# Material
.....

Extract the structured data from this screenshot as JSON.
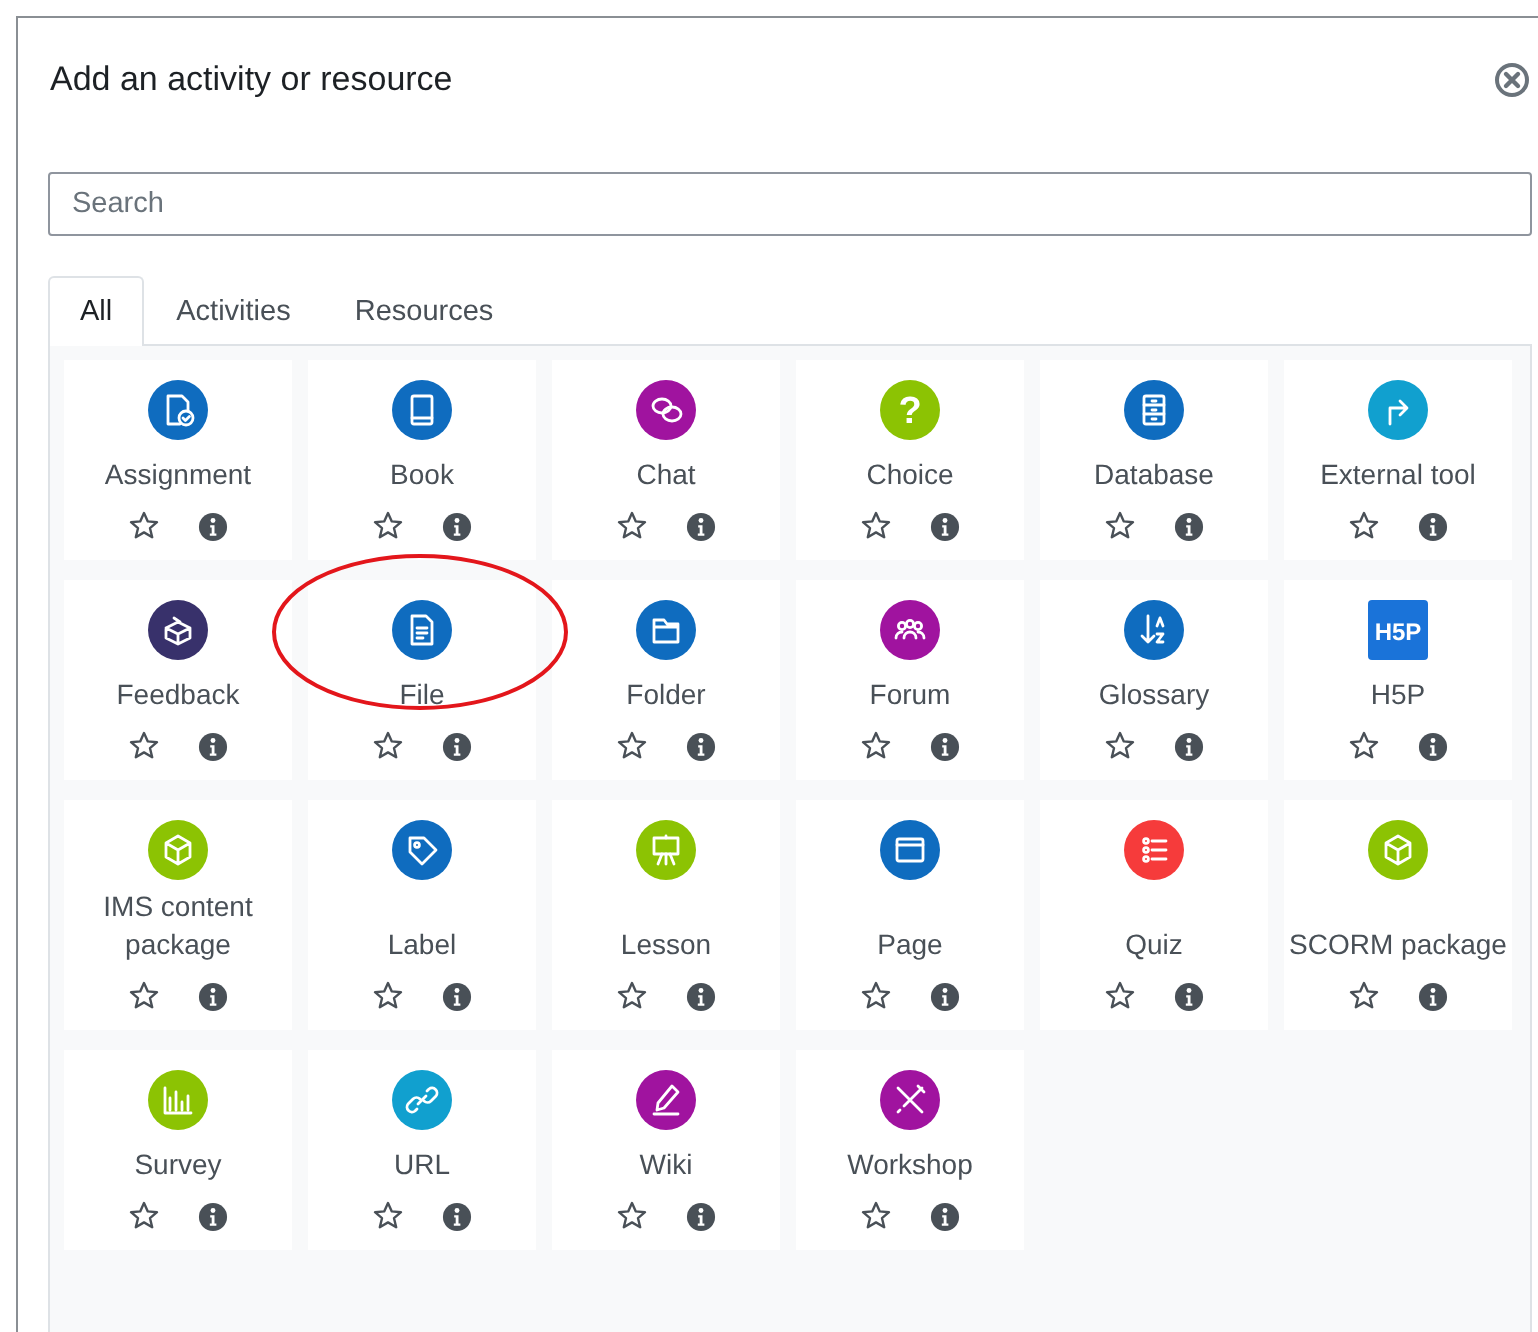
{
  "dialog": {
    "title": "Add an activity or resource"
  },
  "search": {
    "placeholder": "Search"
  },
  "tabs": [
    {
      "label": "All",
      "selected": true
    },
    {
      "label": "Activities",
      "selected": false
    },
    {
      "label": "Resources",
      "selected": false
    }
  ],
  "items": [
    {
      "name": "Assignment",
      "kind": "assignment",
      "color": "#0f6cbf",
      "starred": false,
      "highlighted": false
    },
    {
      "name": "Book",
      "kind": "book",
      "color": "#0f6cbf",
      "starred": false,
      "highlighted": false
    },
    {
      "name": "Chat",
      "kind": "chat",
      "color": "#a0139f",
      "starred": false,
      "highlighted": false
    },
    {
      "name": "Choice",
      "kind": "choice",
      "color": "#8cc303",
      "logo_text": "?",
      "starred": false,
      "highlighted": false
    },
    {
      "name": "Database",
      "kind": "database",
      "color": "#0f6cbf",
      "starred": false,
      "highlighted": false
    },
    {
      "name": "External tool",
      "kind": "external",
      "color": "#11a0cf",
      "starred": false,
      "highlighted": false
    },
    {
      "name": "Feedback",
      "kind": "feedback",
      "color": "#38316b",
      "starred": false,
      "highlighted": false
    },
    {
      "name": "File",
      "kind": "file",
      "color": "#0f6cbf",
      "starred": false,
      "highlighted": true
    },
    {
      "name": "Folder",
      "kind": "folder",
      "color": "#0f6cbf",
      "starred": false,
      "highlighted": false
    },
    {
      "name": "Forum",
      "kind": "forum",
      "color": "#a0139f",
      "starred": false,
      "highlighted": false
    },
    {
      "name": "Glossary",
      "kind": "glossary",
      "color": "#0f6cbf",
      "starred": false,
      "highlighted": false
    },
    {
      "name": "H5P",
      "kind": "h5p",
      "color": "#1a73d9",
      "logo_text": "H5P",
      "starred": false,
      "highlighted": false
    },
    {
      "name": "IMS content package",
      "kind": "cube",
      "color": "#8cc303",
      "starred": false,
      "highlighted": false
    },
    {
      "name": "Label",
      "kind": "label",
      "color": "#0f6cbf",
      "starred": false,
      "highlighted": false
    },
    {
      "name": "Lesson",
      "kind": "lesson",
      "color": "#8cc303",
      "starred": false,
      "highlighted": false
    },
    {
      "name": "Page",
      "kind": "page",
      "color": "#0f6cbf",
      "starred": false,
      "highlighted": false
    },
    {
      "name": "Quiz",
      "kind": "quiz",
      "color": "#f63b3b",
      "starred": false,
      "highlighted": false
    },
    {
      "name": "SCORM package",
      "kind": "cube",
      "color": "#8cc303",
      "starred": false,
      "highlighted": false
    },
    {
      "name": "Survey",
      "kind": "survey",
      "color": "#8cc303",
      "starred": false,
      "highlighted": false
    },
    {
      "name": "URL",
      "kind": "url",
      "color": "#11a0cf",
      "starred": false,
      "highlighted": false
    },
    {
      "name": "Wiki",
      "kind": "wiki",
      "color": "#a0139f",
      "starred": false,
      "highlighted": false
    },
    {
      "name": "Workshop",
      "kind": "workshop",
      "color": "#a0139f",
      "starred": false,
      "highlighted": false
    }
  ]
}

.....

# What to do
Using the material above, gather every line that includes "package".

# Worked answer
      "name": "IMS content package",
      "name": "SCORM package",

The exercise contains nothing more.